## [WHAT NEEDS TO BE DONE]
Copy every line in the records below that contains the word "JSON".

--- start of MATERIAL FOR THIS TASK ---

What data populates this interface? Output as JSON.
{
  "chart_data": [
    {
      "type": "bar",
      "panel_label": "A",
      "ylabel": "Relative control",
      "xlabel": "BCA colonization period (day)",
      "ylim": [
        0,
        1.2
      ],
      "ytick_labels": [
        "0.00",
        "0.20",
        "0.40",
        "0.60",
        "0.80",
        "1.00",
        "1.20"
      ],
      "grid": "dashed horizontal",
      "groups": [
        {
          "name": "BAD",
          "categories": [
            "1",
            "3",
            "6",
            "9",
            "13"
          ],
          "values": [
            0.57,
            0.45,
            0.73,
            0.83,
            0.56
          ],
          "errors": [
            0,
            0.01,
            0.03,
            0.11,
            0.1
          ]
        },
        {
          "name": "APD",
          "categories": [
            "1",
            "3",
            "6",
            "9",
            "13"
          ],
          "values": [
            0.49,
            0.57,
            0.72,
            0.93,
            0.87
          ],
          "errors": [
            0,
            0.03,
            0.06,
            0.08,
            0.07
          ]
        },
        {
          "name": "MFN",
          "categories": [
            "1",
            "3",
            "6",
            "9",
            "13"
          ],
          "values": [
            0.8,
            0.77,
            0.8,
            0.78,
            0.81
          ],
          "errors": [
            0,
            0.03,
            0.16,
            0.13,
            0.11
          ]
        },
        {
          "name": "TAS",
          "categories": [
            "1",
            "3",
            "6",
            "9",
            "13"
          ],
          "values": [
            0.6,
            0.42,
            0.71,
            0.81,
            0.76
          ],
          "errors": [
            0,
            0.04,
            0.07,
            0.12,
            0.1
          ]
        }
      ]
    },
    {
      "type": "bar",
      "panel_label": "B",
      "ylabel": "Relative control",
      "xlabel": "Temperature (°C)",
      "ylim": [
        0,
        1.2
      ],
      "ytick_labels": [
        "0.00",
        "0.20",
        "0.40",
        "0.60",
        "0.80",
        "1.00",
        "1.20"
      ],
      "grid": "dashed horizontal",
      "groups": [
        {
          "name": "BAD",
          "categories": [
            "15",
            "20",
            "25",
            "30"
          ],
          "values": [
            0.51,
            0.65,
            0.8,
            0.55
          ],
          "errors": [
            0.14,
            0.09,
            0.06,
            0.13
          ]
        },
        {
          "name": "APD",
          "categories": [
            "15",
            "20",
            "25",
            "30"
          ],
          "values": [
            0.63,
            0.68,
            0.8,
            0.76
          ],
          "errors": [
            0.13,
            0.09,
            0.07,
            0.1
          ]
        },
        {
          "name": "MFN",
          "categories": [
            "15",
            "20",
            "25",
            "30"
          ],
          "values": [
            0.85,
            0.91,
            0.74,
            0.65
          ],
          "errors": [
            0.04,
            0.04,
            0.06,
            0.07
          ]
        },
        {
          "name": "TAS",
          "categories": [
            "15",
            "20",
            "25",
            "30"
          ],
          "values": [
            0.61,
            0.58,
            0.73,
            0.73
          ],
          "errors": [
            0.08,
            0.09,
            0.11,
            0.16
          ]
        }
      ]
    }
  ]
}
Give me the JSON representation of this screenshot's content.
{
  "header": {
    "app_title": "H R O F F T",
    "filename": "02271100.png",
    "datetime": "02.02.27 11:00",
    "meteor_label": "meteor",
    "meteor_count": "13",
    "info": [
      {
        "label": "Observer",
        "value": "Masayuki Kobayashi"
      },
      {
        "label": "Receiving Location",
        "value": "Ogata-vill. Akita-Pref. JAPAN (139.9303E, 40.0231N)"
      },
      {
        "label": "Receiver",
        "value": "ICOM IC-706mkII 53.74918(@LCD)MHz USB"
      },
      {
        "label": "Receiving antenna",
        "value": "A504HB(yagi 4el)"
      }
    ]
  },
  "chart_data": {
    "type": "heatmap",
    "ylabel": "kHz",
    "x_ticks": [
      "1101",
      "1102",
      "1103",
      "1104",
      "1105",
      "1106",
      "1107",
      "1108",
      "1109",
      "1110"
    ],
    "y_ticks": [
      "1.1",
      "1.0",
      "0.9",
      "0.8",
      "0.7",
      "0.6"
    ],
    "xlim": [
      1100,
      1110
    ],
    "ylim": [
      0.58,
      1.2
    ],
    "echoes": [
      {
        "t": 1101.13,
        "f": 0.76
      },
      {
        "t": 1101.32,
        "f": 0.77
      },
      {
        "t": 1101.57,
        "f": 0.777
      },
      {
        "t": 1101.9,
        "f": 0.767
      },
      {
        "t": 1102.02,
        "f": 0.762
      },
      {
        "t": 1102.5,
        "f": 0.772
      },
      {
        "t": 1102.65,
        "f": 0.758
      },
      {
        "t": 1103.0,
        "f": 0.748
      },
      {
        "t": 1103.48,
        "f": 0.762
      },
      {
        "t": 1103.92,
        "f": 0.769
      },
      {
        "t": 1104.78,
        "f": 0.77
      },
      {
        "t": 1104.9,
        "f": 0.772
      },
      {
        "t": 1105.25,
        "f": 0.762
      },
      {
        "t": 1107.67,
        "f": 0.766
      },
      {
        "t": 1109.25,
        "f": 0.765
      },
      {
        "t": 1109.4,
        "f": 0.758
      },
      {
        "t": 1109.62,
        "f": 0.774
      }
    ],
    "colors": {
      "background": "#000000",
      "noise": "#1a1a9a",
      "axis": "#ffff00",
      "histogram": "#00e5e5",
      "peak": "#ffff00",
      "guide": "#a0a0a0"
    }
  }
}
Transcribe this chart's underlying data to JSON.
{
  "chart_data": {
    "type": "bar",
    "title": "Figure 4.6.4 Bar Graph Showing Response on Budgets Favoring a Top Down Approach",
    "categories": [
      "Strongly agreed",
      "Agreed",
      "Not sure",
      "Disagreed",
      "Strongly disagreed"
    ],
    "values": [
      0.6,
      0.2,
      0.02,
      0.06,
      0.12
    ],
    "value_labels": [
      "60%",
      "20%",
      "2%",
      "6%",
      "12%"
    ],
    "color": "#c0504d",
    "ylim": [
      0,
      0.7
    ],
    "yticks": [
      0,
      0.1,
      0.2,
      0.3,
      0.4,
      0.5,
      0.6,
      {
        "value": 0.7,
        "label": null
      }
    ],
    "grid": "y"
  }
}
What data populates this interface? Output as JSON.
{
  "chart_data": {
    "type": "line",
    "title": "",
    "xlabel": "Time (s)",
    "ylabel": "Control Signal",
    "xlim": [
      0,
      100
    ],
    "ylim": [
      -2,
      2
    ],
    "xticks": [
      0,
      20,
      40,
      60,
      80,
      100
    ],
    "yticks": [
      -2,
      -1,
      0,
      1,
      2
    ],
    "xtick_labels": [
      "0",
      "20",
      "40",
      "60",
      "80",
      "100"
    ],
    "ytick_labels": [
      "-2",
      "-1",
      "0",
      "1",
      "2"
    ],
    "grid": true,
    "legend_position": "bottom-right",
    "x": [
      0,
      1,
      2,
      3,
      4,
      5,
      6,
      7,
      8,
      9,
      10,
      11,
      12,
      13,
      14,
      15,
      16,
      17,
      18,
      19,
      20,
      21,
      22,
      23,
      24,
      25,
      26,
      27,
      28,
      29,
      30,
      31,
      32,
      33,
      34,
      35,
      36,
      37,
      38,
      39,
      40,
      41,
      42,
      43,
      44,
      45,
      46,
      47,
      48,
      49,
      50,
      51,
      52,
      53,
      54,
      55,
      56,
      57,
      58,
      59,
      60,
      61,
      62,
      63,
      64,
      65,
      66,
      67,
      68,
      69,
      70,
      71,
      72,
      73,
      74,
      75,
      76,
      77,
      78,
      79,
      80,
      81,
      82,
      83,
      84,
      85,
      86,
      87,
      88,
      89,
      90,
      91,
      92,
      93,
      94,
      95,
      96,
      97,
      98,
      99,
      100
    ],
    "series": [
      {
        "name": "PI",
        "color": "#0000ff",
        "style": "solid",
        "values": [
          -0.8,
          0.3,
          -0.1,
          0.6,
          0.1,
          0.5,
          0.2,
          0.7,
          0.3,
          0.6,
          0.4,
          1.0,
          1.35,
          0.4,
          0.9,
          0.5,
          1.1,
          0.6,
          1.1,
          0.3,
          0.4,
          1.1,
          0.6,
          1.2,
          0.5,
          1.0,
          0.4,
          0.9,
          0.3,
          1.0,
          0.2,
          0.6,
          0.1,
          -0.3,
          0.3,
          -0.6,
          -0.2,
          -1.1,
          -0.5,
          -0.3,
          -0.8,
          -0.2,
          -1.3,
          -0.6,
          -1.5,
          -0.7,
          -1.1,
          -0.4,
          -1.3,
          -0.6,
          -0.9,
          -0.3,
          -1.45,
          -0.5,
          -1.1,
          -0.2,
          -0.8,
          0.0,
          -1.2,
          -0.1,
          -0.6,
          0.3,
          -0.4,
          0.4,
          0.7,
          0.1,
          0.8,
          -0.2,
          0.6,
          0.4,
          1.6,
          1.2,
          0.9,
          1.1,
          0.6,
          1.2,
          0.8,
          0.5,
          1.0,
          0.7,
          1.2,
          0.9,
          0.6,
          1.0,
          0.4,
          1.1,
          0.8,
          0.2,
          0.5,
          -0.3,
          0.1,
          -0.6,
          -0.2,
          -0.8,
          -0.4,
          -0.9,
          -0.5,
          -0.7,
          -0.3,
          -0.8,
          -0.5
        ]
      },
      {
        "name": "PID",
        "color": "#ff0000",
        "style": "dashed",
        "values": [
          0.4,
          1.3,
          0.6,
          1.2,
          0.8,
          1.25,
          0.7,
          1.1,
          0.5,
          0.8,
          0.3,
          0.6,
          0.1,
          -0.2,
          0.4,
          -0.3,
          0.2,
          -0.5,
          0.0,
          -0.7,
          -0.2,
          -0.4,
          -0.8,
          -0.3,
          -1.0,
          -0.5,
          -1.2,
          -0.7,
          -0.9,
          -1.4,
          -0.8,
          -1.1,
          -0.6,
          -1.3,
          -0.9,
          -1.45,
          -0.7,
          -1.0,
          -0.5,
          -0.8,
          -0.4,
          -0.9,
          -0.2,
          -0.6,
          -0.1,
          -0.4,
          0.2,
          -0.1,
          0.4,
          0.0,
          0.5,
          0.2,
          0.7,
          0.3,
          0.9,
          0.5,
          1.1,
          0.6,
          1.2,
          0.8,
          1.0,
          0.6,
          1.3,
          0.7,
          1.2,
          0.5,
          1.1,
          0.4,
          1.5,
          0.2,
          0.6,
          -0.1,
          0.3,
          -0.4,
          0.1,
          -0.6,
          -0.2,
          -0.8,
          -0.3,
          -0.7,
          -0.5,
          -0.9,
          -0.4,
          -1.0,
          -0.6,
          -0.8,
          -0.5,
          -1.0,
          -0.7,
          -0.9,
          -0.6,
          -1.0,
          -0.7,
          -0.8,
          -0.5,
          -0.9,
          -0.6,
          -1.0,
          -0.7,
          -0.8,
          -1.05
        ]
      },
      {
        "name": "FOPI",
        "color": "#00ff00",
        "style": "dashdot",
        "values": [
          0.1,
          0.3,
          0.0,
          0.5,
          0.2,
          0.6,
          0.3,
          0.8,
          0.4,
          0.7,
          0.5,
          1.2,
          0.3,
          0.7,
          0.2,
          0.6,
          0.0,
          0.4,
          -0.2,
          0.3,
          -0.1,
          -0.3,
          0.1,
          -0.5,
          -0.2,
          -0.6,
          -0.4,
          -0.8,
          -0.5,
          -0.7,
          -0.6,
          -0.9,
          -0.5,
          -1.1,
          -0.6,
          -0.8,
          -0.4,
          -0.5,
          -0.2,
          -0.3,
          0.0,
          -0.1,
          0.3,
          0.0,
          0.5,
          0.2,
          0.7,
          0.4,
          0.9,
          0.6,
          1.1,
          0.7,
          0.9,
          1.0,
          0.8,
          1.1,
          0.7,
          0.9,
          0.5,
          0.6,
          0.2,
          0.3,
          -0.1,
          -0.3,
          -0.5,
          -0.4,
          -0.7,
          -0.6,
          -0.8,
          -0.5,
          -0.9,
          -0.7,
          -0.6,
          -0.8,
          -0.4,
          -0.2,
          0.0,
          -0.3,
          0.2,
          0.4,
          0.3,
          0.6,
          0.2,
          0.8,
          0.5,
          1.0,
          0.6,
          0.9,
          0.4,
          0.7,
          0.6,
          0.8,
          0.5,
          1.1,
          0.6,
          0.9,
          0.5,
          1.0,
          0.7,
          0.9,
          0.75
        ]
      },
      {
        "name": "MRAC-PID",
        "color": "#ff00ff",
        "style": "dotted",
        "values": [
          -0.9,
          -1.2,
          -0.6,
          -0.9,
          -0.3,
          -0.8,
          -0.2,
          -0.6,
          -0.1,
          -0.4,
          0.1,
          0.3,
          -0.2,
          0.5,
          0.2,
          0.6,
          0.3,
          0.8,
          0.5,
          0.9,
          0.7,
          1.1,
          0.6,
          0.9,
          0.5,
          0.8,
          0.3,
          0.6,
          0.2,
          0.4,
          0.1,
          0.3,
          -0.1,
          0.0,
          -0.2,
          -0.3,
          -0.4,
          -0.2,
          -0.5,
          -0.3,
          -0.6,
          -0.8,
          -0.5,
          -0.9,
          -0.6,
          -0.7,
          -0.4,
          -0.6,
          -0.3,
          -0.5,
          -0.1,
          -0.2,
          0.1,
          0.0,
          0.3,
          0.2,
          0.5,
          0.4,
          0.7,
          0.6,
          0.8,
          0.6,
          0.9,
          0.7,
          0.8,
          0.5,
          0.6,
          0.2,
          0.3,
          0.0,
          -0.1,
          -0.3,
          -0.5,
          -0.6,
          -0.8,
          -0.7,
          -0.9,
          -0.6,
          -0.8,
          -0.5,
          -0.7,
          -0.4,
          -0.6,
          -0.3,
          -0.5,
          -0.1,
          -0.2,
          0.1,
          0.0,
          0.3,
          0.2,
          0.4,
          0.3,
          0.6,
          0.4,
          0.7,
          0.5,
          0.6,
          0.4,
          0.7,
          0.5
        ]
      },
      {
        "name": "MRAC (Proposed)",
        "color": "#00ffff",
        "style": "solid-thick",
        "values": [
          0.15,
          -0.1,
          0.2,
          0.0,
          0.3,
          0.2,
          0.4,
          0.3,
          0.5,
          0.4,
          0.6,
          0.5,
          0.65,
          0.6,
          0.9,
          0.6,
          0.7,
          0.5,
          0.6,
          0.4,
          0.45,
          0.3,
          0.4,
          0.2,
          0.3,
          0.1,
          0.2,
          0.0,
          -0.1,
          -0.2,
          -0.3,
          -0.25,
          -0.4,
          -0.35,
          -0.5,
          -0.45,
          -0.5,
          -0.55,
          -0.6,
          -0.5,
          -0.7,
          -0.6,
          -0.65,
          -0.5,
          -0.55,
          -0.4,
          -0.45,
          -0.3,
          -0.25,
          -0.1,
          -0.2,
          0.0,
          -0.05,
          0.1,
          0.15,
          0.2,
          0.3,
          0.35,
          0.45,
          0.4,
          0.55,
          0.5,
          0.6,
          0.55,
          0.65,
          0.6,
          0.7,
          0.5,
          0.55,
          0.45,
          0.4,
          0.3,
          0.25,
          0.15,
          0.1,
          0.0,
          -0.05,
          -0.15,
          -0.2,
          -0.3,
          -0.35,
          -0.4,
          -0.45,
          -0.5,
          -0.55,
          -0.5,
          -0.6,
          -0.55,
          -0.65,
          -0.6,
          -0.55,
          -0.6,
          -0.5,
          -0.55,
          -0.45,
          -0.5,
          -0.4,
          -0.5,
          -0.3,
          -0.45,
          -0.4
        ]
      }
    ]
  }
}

--- end of MATERIAL FOR THIS TASK ---

## [SOLUTION TO THIS TASK]
What data populates this interface? Output as JSON.
Give me the JSON representation of this screenshot's content.
Transcribe this chart's underlying data to JSON.
What data populates this interface? Output as JSON.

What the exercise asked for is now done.